In most restaurants the big energy user is your exhaust hood because it sucks out all the cool air you need to keep your kitchen tolerable during summer months. Thankfully, along with efficient cooking equipment has come a new generation of super-efficient exhaust hoods. These hoods use high-efficiency filters to take advantage of the flow of thermal air currents to keep the amount of wasted air to a minimum. Don't expect this technology, all shrouded in stainless steel, to come cheap, though.
If you invest in only one energy saving item, it should be demand ventilation. The system consists of a control that mounts to your exhaust hood to send a signal to the fan to regulate the amount of air being exhausted. Some types measure the heat coming into the hood and throttle back the exhaust fan when temperatures change. Other systems may use an electric eye to sense smoke in the air to ramp the fan up or down depending on the clarity of the air. Some systems use variations or both methods.
--
--- Given problem A ---
Transcribe the passage on restaurant exhaust hoods, starting at "If you invest" and ending at "or both methods.".
--- Given problem B ---
According to the passage on restaurant exhaust hoods, what should be the single purchase if only one energy-saving item is bought?
The data has no role in this work.

Extracted records:
--
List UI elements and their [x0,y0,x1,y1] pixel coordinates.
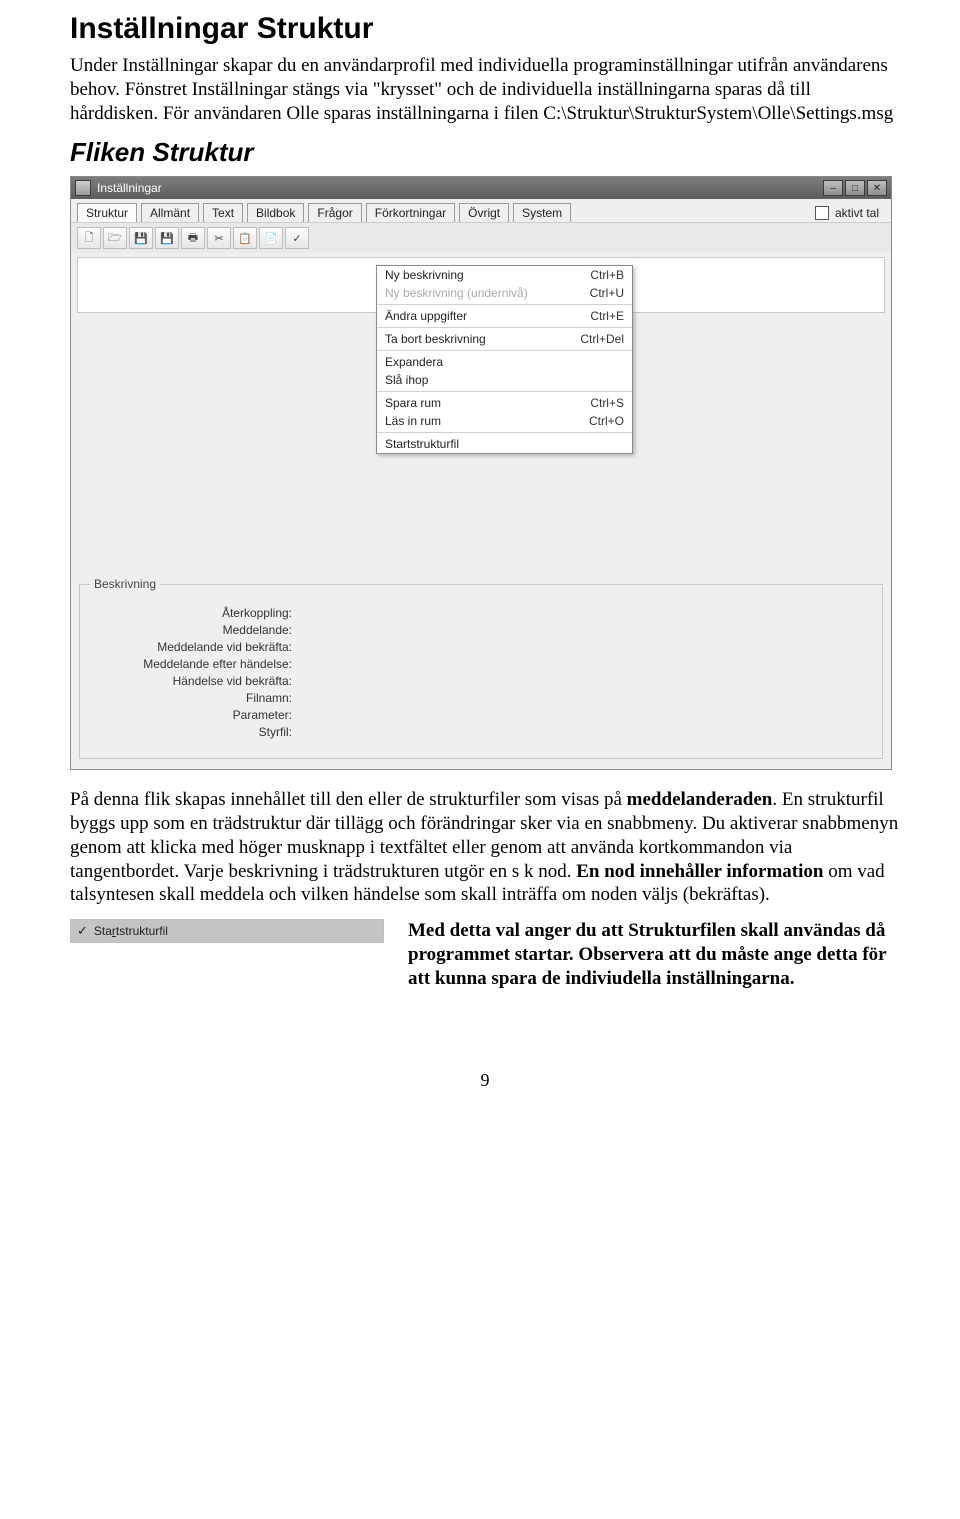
tab-struktur[interactable]: Struktur [77,203,137,222]
print-icon[interactable]: 🖶 [181,227,205,249]
tab-allmant[interactable]: Allmänt [141,203,199,222]
cm-shortcut: Ctrl+Del [580,332,624,346]
cm-startstrukturfil[interactable]: Startstrukturfil [377,435,632,453]
tab-text[interactable]: Text [203,203,243,222]
context-menu: Ny beskrivning Ctrl+B Ny beskrivning (un… [376,265,633,454]
beskrivning-group: Beskrivning Återkoppling: Meddelande: Me… [79,584,883,759]
saveas-icon[interactable]: 💾 [155,227,179,249]
page-title: Inställningar Struktur [70,12,900,46]
cm-separator [377,350,632,351]
close-button[interactable]: ✕ [867,180,887,196]
save-icon[interactable]: 💾 [129,227,153,249]
maximize-button[interactable]: □ [845,180,865,196]
cm-separator [377,432,632,433]
cm-shortcut: Ctrl+E [590,309,624,323]
bold-span: meddelanderaden [627,789,773,810]
cm-separator [377,327,632,328]
cm-label: Expandera [385,355,624,369]
minimize-button[interactable]: – [823,180,843,196]
intro-paragraph: Under Inställningar skapar du en använda… [70,54,900,125]
bold-span: En nod innehåller information [576,861,823,882]
group-legend: Beskrivning [90,577,160,591]
cm-shortcut: Ctrl+O [589,414,624,428]
label-meddelande-bekrafta: Meddelande vid bekräfta: [92,640,298,654]
cm-label: Ny beskrivning [385,268,590,282]
titlebar: Inställningar – □ ✕ [71,177,891,199]
cm-label: Läs in rum [385,414,589,428]
cm-shortcut: Ctrl+B [590,268,624,282]
aktivt-tal-label: aktivt tal [835,206,879,220]
cm-label: Spara rum [385,396,590,410]
toolbar: 🗋 🗁 💾 💾 🖶 ✂ 📋 📄 ✓ [71,222,891,253]
check-icon[interactable]: ✓ [285,227,309,249]
cm-separator [377,391,632,392]
open-icon[interactable]: 🗁 [103,227,127,249]
text-span: På denna flik skapas innehållet till den… [70,789,627,810]
label-filnamn: Filnamn: [92,691,298,705]
option-description: Med detta val anger du att Strukturfilen… [408,919,900,990]
label-meddelande-efter: Meddelande efter händelse: [92,657,298,671]
label-meddelande: Meddelande: [92,623,298,637]
cm-label: Startstrukturfil [385,437,624,451]
settings-window: Inställningar – □ ✕ Struktur Allmänt Tex… [70,176,892,770]
tab-forkortningar[interactable]: Förkortningar [366,203,455,222]
label-styrfil: Styrfil: [92,725,298,739]
cm-expandera[interactable]: Expandera [377,353,632,371]
section-heading: Fliken Struktur [70,137,900,168]
startstrukturfil-option[interactable]: ✓ Startstrukturfil [70,919,384,943]
tab-bildbok[interactable]: Bildbok [247,203,304,222]
cm-shortcut: Ctrl+S [590,396,624,410]
tab-ovrigt[interactable]: Övrigt [459,203,509,222]
page-number: 9 [70,1070,900,1091]
cm-tabort[interactable]: Ta bort beskrivning Ctrl+Del [377,330,632,348]
cm-las-in-rum[interactable]: Läs in rum Ctrl+O [377,412,632,430]
cm-label: Ta bort beskrivning [385,332,580,346]
label-parameter: Parameter: [92,708,298,722]
cm-label: Slå ihop [385,373,624,387]
cm-ny-beskrivning[interactable]: Ny beskrivning Ctrl+B [377,266,632,284]
app-icon [75,180,91,196]
cm-label: Ändra uppgifter [385,309,590,323]
option-row: ✓ Startstrukturfil Med detta val anger d… [70,919,900,990]
cm-spara-rum[interactable]: Spara rum Ctrl+S [377,394,632,412]
cm-ny-underniva: Ny beskrivning (undernivå) Ctrl+U [377,284,632,302]
copy-icon[interactable]: 📋 [233,227,257,249]
startstrukturfil-label: Startstrukturfil [94,924,168,938]
label-handelse-bekrafta: Händelse vid bekräfta: [92,674,298,688]
cm-andra[interactable]: Ändra uppgifter Ctrl+E [377,307,632,325]
body-paragraph: På denna flik skapas innehållet till den… [70,788,900,907]
tab-system[interactable]: System [513,203,571,222]
cm-shortcut: Ctrl+U [590,286,624,300]
cm-separator [377,304,632,305]
aktivt-tal-checkbox[interactable] [815,206,829,220]
paste-icon[interactable]: 📄 [259,227,283,249]
new-icon[interactable]: 🗋 [77,227,101,249]
cm-label: Ny beskrivning (undernivå) [385,286,590,300]
tab-fragor[interactable]: Frågor [308,203,361,222]
window-title: Inställningar [97,181,162,195]
check-icon: ✓ [77,923,88,939]
cm-sla-ihop[interactable]: Slå ihop [377,371,632,389]
tabs-row: Struktur Allmänt Text Bildbok Frågor För… [71,199,891,222]
label-aterkoppling: Återkoppling: [92,606,298,620]
cut-icon[interactable]: ✂ [207,227,231,249]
--
--- Written response A ---
If you invest in only one energy saving item, it should be demand ventilation. The system consists of a control that mounts to your exhaust hood to send a signal to the fan to regulate the amount of air being exhausted. Some types measure the heat coming into the hood and throttle back the exhaust fan when temperatures change. Other systems may use an electric eye to sense smoke in the air to ramp the fan up or down depending on the clarity of the air. Some systems use variations or both methods.

--- Written response B ---
Demand ventilation.